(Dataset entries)

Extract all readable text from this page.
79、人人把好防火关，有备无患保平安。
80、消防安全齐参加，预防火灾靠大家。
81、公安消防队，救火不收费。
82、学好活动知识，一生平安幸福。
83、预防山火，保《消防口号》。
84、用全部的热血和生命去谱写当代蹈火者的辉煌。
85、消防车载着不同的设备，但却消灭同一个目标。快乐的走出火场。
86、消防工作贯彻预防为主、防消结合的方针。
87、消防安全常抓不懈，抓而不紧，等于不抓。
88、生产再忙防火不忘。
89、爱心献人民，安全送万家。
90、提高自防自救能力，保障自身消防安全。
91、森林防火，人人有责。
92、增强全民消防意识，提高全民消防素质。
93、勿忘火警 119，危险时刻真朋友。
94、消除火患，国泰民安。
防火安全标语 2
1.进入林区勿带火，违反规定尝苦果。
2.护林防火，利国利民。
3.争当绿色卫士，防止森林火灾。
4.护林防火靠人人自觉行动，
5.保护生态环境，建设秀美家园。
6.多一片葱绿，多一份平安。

> [Directive]:
Repeat the records above in full, character for character.

> [Solution below]:
Extract all readable text from this page.
79、人人把好防火关，有备无患保平安。
80、消防安全齐参加，预防火灾靠大家。
81、公安消防队，救火不收费。
82、学好活动知识，一生平安幸福。
83、预防山火，保《消防口号》。
84、用全部的热血和生命去谱写当代蹈火者的辉煌。
85、消防车载着不同的设备，但却消灭同一个目标。快乐的走出火场。
86、消防工作贯彻预防为主、防消结合的方针。
87、消防安全常抓不懈，抓而不紧，等于不抓。
88、生产再忙防火不忘。
89、爱心献人民，安全送万家。
90、提高自防自救能力，保障自身消防安全。
91、森林防火，人人有责。
92、增强全民消防意识，提高全民消防素质。
93、勿忘火警 119，危险时刻真朋友。
94、消除火患，国泰民安。
防火安全标语 2
1.进入林区勿带火，违反规定尝苦果。
2.护林防火，利国利民。
3.争当绿色卫士，防止森林火灾。
4.护林防火靠人人自觉行动，
5.保护生态环境，建设秀美家园。
6.多一片葱绿，多一份平安。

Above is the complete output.